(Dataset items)
[START]

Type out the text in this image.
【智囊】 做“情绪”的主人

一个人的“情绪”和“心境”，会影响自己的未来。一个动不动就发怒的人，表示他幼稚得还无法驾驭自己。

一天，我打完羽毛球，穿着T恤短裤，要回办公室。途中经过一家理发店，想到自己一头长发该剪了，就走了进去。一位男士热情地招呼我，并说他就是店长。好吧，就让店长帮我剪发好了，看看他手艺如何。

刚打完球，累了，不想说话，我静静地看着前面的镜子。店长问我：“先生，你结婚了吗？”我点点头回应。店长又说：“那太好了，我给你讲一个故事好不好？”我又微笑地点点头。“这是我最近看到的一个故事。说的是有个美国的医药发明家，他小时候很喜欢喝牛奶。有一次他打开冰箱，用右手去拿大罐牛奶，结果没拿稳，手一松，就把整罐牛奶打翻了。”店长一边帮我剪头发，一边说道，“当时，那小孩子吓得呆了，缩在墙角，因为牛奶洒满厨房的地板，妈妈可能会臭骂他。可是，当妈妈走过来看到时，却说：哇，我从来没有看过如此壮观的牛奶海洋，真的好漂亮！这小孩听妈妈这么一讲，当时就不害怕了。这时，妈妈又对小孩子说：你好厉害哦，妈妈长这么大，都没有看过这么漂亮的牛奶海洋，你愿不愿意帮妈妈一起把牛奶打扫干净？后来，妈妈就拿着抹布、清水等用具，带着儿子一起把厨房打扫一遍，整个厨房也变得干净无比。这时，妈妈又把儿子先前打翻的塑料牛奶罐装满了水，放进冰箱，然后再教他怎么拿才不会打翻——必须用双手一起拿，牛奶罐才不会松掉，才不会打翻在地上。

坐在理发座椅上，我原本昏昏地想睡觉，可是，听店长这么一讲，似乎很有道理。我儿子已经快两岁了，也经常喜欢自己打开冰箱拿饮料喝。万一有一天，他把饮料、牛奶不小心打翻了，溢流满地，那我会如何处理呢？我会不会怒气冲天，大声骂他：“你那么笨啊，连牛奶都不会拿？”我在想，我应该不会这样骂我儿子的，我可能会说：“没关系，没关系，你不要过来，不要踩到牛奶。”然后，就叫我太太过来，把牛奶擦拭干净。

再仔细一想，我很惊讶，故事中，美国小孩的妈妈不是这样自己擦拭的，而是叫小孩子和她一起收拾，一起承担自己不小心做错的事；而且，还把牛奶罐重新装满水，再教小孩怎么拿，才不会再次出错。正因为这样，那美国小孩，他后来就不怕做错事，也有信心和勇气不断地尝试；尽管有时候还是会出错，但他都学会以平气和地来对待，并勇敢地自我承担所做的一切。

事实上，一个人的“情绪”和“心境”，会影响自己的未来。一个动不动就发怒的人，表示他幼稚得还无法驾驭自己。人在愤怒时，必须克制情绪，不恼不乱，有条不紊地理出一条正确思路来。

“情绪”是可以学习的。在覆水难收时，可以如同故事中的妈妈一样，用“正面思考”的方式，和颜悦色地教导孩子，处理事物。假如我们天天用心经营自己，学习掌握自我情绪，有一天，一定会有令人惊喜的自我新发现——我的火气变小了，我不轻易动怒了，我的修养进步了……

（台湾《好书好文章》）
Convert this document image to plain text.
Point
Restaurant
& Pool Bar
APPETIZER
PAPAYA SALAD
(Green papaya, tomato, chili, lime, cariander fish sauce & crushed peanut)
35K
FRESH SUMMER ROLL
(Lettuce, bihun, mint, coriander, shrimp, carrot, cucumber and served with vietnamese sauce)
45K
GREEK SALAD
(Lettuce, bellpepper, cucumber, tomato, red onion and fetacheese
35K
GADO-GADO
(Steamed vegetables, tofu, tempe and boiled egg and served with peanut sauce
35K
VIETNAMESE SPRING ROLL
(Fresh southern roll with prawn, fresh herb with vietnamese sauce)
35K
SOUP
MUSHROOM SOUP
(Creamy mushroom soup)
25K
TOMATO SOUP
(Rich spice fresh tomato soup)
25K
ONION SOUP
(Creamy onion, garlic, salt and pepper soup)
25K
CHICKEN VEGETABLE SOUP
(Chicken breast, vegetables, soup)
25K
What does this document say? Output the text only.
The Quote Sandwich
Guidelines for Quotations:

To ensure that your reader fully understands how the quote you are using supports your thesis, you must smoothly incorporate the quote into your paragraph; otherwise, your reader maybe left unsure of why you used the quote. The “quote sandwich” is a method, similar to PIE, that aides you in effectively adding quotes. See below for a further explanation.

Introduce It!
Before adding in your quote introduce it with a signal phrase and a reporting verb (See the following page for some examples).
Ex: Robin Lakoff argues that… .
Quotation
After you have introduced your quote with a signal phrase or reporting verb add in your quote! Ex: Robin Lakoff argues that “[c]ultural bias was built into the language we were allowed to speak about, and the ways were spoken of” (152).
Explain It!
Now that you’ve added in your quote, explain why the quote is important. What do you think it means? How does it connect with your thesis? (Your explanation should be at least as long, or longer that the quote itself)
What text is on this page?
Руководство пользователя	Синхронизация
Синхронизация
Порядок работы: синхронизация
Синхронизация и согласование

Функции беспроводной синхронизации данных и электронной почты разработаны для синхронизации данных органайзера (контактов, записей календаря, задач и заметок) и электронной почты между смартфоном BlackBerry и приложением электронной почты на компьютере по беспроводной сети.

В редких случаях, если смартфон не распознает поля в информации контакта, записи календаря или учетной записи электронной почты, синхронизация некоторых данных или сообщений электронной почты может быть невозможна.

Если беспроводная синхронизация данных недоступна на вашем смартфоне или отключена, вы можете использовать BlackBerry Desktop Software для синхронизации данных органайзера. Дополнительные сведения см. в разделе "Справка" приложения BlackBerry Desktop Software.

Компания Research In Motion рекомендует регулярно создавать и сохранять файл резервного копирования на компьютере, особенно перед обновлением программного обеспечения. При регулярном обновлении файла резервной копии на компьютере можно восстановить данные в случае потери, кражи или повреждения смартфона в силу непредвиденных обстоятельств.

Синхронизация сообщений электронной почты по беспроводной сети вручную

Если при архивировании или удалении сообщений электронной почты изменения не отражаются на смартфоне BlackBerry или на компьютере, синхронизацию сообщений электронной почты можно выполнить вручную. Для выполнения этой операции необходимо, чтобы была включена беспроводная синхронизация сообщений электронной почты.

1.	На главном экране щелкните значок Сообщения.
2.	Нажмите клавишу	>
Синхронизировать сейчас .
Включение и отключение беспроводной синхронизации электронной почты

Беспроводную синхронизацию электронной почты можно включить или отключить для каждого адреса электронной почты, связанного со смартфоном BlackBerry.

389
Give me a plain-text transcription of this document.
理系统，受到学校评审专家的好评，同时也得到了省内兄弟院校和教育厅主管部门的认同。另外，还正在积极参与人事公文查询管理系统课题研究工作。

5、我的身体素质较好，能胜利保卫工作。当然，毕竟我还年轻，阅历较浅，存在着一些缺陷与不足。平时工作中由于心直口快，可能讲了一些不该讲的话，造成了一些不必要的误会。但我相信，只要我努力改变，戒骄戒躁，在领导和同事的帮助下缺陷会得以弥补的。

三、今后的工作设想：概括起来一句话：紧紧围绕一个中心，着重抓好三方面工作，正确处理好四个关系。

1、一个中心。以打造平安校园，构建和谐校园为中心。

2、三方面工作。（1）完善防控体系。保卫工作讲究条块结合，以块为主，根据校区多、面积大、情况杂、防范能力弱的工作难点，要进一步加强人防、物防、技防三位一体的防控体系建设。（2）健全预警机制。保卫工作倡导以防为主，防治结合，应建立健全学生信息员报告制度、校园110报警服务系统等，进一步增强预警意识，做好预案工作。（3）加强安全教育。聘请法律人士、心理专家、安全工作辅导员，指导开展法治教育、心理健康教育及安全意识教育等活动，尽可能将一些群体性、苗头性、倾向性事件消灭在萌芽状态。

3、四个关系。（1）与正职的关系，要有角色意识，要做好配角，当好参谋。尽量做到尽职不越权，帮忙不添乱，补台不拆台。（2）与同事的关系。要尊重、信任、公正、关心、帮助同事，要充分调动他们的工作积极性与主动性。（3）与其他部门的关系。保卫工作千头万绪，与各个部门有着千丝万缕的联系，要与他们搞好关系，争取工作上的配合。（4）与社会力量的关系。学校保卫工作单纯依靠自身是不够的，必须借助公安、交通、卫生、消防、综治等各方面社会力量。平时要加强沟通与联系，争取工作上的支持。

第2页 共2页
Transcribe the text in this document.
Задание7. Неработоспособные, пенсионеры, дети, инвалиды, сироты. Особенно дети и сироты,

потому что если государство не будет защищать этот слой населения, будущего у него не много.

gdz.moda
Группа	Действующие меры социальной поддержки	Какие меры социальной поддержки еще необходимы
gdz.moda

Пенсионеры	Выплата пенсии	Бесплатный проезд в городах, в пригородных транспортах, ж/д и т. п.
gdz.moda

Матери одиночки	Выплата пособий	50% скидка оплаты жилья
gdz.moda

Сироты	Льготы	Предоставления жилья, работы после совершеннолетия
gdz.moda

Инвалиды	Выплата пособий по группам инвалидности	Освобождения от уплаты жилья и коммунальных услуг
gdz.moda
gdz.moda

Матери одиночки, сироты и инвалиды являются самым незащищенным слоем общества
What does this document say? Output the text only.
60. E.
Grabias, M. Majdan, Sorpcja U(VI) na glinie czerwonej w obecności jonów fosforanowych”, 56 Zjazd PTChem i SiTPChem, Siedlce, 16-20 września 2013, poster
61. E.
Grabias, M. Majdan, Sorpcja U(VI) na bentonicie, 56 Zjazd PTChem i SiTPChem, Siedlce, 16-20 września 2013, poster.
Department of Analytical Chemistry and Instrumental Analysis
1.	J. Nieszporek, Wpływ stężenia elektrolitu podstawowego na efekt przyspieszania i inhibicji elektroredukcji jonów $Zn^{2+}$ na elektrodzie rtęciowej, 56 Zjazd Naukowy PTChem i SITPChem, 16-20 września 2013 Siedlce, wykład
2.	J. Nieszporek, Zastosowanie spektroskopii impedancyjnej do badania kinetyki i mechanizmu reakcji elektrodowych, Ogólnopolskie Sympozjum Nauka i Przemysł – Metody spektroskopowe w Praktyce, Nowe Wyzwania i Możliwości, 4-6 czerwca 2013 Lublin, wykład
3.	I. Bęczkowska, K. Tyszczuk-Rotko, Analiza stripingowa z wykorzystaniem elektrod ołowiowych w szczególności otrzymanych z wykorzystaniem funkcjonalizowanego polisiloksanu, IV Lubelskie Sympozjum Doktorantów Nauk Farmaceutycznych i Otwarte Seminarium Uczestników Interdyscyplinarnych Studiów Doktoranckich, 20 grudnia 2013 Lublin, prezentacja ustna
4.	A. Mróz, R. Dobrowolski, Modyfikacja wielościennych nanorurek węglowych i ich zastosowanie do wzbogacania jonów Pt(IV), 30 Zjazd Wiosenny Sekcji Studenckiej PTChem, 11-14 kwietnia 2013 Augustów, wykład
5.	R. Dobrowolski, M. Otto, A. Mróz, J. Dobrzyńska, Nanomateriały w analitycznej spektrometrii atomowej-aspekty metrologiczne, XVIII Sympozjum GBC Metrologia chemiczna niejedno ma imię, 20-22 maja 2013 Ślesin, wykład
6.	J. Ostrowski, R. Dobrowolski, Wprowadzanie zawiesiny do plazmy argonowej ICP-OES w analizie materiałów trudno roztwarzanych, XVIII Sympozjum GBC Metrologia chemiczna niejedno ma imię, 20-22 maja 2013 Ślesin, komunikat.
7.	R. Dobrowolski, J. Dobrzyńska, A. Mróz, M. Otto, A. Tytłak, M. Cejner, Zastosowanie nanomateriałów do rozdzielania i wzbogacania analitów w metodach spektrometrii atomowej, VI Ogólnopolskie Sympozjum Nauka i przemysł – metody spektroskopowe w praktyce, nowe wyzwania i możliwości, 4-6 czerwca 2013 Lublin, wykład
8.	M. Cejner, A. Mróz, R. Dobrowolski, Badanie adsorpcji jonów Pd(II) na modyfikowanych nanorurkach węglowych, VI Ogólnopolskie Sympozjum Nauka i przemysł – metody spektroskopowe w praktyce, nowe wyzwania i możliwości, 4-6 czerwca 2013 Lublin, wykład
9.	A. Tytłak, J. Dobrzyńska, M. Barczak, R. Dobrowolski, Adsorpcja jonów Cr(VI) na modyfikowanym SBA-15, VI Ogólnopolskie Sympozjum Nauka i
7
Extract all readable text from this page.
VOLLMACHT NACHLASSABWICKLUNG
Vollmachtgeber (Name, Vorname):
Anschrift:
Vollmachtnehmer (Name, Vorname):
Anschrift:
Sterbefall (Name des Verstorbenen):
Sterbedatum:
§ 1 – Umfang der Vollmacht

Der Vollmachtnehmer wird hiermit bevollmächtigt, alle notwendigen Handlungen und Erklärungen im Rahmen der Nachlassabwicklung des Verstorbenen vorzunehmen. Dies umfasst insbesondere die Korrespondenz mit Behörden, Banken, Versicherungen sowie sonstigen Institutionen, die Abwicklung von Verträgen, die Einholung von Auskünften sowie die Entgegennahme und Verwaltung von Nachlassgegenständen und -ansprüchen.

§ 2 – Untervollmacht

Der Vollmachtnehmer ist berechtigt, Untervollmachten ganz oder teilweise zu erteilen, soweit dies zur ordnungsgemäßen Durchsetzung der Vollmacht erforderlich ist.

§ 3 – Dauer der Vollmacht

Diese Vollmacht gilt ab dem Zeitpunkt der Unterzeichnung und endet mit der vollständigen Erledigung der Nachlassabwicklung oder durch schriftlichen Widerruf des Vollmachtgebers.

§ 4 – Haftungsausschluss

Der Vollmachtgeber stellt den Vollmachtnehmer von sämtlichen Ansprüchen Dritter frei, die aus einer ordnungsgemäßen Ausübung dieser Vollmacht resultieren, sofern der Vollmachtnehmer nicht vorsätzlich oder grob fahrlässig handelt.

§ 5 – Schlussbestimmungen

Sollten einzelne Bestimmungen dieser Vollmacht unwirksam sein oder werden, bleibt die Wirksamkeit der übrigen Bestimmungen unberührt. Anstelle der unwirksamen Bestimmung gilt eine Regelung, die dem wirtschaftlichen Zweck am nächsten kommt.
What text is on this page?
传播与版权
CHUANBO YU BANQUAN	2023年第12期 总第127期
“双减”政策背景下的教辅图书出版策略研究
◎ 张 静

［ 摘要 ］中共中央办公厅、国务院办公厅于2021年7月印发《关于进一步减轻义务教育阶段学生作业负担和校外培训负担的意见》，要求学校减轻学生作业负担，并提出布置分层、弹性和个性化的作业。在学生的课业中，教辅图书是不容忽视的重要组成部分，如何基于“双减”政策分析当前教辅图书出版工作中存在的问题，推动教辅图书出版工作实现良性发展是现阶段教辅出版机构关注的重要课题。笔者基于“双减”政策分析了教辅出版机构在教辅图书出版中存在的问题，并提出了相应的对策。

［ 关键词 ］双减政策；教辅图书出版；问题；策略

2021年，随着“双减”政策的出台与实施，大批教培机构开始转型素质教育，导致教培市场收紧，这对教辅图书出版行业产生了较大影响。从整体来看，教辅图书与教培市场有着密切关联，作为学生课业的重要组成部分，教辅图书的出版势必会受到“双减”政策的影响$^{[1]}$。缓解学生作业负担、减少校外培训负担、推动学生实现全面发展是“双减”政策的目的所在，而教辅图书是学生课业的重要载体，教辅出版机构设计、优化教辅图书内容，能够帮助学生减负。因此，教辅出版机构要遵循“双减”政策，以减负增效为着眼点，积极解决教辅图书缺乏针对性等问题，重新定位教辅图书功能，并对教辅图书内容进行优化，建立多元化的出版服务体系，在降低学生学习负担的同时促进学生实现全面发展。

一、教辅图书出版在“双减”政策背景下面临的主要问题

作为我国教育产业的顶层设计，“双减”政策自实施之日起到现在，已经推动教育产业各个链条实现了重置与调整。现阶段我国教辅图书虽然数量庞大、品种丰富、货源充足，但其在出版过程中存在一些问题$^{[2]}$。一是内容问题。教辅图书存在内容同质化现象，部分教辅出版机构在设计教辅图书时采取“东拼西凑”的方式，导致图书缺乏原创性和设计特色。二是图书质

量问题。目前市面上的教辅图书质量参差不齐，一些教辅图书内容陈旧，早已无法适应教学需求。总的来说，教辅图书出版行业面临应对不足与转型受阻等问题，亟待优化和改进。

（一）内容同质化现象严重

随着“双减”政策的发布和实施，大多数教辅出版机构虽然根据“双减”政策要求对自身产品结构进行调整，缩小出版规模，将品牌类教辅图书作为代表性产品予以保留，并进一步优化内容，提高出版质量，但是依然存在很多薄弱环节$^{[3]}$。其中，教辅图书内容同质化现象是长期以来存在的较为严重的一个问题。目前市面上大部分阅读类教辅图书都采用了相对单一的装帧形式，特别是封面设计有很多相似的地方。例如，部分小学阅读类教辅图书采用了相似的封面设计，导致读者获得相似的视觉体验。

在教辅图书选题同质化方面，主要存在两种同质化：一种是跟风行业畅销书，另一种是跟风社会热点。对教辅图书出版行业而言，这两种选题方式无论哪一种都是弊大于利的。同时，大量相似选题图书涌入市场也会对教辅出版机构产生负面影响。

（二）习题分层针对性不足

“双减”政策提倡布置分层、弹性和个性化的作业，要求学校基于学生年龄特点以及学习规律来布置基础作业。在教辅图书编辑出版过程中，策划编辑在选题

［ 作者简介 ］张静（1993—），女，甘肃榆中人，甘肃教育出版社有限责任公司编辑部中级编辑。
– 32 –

[END]

Task to carry out ▸ Copy out each line of the records that holds the string "弹性和个性化的作业".

Response below ▸
［ 摘要 ］中共中央办公厅、国务院办公厅于2021年7月印发《关于进一步减轻义务教育阶段学生作业负担和校外培训负担的意见》，要求学校减轻学生作业负担，并提出布置分层、弹性和个性化的作业。在学生的课业中，教辅图书是不容忽视的重要组成部分，如何基于“双减”政策分析当前教辅图书出版工作中存在的问题，推动教辅图书出版工作实现良性发展是现阶段教辅出版机构关注的重要课题。笔者基于“双减”政策分析了教辅出版机构在教辅图书出版中存在的问题，并提出了相应的对策。
“双减”政策提倡布置分层、弹性和个性化的作业，要求学校基于学生年龄特点以及学习规律来布置基础作业。在教辅图书编辑出版过程中，策划编辑在选题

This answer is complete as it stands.